-- To do --
Give back the entire listing verbatim.

— START Given records —

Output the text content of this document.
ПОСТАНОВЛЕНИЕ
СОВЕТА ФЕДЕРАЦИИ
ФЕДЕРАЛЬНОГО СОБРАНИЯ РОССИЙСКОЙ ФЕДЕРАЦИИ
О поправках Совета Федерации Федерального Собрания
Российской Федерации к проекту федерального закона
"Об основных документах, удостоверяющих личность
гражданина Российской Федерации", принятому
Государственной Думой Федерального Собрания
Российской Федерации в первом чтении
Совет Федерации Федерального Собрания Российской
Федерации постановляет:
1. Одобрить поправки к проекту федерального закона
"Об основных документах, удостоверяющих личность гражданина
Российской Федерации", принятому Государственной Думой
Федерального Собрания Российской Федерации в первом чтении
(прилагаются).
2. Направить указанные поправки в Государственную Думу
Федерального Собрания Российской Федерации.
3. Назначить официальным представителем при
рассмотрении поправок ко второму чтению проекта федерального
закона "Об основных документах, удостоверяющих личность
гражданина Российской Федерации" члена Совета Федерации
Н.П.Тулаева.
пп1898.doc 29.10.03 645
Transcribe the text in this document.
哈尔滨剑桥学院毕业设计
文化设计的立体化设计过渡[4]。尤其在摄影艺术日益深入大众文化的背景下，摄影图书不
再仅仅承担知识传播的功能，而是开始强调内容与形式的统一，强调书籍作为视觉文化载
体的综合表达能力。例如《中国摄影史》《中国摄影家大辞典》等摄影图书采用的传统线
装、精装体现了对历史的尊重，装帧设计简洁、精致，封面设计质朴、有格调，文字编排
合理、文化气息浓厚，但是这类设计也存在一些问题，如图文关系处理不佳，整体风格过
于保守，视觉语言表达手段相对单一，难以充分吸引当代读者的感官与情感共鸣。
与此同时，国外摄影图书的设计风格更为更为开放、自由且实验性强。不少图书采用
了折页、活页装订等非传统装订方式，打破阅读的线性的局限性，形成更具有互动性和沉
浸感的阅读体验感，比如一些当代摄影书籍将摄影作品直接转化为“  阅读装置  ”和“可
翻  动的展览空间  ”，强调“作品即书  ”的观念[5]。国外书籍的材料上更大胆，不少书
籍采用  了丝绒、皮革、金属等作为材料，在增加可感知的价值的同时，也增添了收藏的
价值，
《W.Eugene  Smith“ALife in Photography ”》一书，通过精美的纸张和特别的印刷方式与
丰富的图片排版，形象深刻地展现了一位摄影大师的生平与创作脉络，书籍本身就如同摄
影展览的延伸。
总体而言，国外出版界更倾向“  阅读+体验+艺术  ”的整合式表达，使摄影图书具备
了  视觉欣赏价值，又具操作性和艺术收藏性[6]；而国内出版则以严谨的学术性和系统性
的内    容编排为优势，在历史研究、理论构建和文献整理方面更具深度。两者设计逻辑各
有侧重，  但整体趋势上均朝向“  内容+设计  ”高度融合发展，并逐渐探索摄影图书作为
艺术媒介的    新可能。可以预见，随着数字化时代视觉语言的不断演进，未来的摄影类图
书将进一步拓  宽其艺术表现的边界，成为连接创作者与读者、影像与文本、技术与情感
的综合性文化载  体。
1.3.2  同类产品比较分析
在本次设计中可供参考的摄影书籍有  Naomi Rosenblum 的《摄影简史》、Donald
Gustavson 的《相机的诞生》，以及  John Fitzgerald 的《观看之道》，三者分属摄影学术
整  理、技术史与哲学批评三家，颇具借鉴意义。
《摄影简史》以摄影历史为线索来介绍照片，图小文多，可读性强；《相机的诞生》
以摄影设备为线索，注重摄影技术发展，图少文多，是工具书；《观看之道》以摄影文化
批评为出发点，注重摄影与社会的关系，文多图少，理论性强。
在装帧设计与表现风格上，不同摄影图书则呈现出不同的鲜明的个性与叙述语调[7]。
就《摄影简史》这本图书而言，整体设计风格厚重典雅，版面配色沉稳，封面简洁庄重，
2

— END Given records —

-- Answer to the task --
Output the text content of this document.
ПОСТАНОВЛЕНИЕ
СОВЕТА ФЕДЕРАЦИИ
ФЕДЕРАЛЬНОГО СОБРАНИЯ РОССИЙСКОЙ ФЕДЕРАЦИИ
О поправках Совета Федерации Федерального Собрания
Российской Федерации к проекту федерального закона
"Об основных документах, удостоверяющих личность
гражданина Российской Федерации", принятому
Государственной Думой Федерального Собрания
Российской Федерации в первом чтении
Совет Федерации Федерального Собрания Российской
Федерации постановляет:
1. Одобрить поправки к проекту федерального закона
"Об основных документах, удостоверяющих личность гражданина
Российской Федерации", принятому Государственной Думой
Федерального Собрания Российской Федерации в первом чтении
(прилагаются).
2. Направить указанные поправки в Государственную Думу
Федерального Собрания Российской Федерации.
3. Назначить официальным представителем при
рассмотрении поправок ко второму чтению проекта федерального
закона "Об основных документах, удостоверяющих личность
гражданина Российской Федерации" члена Совета Федерации
Н.П.Тулаева.
пп1898.doc 29.10.03 645
Transcribe the text in this document.
哈尔滨剑桥学院毕业设计
文化设计的立体化设计过渡[4]。尤其在摄影艺术日益深入大众文化的背景下，摄影图书不
再仅仅承担知识传播的功能，而是开始强调内容与形式的统一，强调书籍作为视觉文化载
体的综合表达能力。例如《中国摄影史》《中国摄影家大辞典》等摄影图书采用的传统线
装、精装体现了对历史的尊重，装帧设计简洁、精致，封面设计质朴、有格调，文字编排
合理、文化气息浓厚，但是这类设计也存在一些问题，如图文关系处理不佳，整体风格过
于保守，视觉语言表达手段相对单一，难以充分吸引当代读者的感官与情感共鸣。
与此同时，国外摄影图书的设计风格更为更为开放、自由且实验性强。不少图书采用
了折页、活页装订等非传统装订方式，打破阅读的线性的局限性，形成更具有互动性和沉
浸感的阅读体验感，比如一些当代摄影书籍将摄影作品直接转化为“  阅读装置  ”和“可
翻  动的展览空间  ”，强调“作品即书  ”的观念[5]。国外书籍的材料上更大胆，不少书
籍采用  了丝绒、皮革、金属等作为材料，在增加可感知的价值的同时，也增添了收藏的
价值，
《W.Eugene  Smith“ALife in Photography ”》一书，通过精美的纸张和特别的印刷方式与
丰富的图片排版，形象深刻地展现了一位摄影大师的生平与创作脉络，书籍本身就如同摄
影展览的延伸。
总体而言，国外出版界更倾向“  阅读+体验+艺术  ”的整合式表达，使摄影图书具备
了  视觉欣赏价值，又具操作性和艺术收藏性[6]；而国内出版则以严谨的学术性和系统性
的内    容编排为优势，在历史研究、理论构建和文献整理方面更具深度。两者设计逻辑各
有侧重，  但整体趋势上均朝向“  内容+设计  ”高度融合发展，并逐渐探索摄影图书作为
艺术媒介的    新可能。可以预见，随着数字化时代视觉语言的不断演进，未来的摄影类图
书将进一步拓  宽其艺术表现的边界，成为连接创作者与读者、影像与文本、技术与情感
的综合性文化载  体。
1.3.2  同类产品比较分析
在本次设计中可供参考的摄影书籍有  Naomi Rosenblum 的《摄影简史》、Donald
Gustavson 的《相机的诞生》，以及  John Fitzgerald 的《观看之道》，三者分属摄影学术
整  理、技术史与哲学批评三家，颇具借鉴意义。
《摄影简史》以摄影历史为线索来介绍照片，图小文多，可读性强；《相机的诞生》
以摄影设备为线索，注重摄影技术发展，图少文多，是工具书；《观看之道》以摄影文化
批评为出发点，注重摄影与社会的关系，文多图少，理论性强。
在装帧设计与表现风格上，不同摄影图书则呈现出不同的鲜明的个性与叙述语调[7]。
就《摄影简史》这本图书而言，整体设计风格厚重典雅，版面配色沉稳，封面简洁庄重，
2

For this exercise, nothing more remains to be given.